(Stored data entries)
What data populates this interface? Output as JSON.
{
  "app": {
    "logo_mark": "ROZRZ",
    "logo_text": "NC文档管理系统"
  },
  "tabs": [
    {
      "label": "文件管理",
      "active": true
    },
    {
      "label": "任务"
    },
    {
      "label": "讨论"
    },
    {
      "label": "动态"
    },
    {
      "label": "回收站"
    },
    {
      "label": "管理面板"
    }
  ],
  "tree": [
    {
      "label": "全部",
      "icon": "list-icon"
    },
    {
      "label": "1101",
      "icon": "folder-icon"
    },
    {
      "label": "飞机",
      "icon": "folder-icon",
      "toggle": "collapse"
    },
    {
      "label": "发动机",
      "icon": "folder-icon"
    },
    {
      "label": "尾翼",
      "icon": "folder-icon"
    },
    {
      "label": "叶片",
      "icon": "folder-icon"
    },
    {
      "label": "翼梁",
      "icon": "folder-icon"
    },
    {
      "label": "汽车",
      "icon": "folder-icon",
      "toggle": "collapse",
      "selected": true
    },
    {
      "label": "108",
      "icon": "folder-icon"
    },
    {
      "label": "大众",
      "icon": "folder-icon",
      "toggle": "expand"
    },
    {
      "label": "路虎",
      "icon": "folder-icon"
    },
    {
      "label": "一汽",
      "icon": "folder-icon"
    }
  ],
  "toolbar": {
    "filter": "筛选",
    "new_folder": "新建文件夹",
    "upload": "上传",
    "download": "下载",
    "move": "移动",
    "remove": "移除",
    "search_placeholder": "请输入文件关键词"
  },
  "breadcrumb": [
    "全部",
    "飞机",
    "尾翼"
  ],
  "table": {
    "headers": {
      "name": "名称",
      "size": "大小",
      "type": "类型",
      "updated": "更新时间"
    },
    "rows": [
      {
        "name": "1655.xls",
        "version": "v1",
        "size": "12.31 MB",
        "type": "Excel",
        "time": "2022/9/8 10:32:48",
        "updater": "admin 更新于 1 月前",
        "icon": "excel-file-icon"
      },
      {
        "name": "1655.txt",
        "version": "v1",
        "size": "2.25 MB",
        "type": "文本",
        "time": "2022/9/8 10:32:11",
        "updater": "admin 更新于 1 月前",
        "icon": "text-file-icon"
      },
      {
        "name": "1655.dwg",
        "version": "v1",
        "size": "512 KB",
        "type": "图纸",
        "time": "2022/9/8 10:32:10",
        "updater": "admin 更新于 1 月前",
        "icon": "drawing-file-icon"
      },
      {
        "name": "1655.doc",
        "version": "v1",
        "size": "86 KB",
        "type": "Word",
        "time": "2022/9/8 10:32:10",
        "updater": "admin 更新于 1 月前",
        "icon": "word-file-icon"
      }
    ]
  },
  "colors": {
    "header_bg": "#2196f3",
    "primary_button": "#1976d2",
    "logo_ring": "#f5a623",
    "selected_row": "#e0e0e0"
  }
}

● TO DO
Extract the data in full. Keep it word for word.

● SOLUTION
What data populates this interface? Output as JSON.
{
  "app": {
    "logo_mark": "ROZRZ",
    "logo_text": "NC文档管理系统"
  },
  "tabs": [
    {
      "label": "文件管理",
      "active": true
    },
    {
      "label": "任务"
    },
    {
      "label": "讨论"
    },
    {
      "label": "动态"
    },
    {
      "label": "回收站"
    },
    {
      "label": "管理面板"
    }
  ],
  "tree": [
    {
      "label": "全部",
      "icon": "list-icon"
    },
    {
      "label": "1101",
      "icon": "folder-icon"
    },
    {
      "label": "飞机",
      "icon": "folder-icon",
      "toggle": "collapse"
    },
    {
      "label": "发动机",
      "icon": "folder-icon"
    },
    {
      "label": "尾翼",
      "icon": "folder-icon"
    },
    {
      "label": "叶片",
      "icon": "folder-icon"
    },
    {
      "label": "翼梁",
      "icon": "folder-icon"
    },
    {
      "label": "汽车",
      "icon": "folder-icon",
      "toggle": "collapse",
      "selected": true
    },
    {
      "label": "108",
      "icon": "folder-icon"
    },
    {
      "label": "大众",
      "icon": "folder-icon",
      "toggle": "expand"
    },
    {
      "label": "路虎",
      "icon": "folder-icon"
    },
    {
      "label": "一汽",
      "icon": "folder-icon"
    }
  ],
  "toolbar": {
    "filter": "筛选",
    "new_folder": "新建文件夹",
    "upload": "上传",
    "download": "下载",
    "move": "移动",
    "remove": "移除",
    "search_placeholder": "请输入文件关键词"
  },
  "breadcrumb": [
    "全部",
    "飞机",
    "尾翼"
  ],
  "table": {
    "headers": {
      "name": "名称",
      "size": "大小",
      "type": "类型",
      "updated": "更新时间"
    },
    "rows": [
      {
        "name": "1655.xls",
        "version": "v1",
        "size": "12.31 MB",
        "type": "Excel",
        "time": "2022/9/8 10:32:48",
        "updater": "admin 更新于 1 月前",
        "icon": "excel-file-icon"
      },
      {
        "name": "1655.txt",
        "version": "v1",
        "size": "2.25 MB",
        "type": "文本",
        "time": "2022/9/8 10:32:11",
        "updater": "admin 更新于 1 月前",
        "icon": "text-file-icon"
      },
      {
        "name": "1655.dwg",
        "version": "v1",
        "size": "512 KB",
        "type": "图纸",
        "time": "2022/9/8 10:32:10",
        "updater": "admin 更新于 1 月前",
        "icon": "drawing-file-icon"
      },
      {
        "name": "1655.doc",
        "version": "v1",
        "size": "86 KB",
        "type": "Word",
        "time": "2022/9/8 10:32:10",
        "updater": "admin 更新于 1 月前",
        "icon": "word-file-icon"
      }
    ]
  },
  "colors": {
    "header_bg": "#2196f3",
    "primary_button": "#1976d2",
    "logo_ring": "#f5a623",
    "selected_row": "#e0e0e0"
  }
}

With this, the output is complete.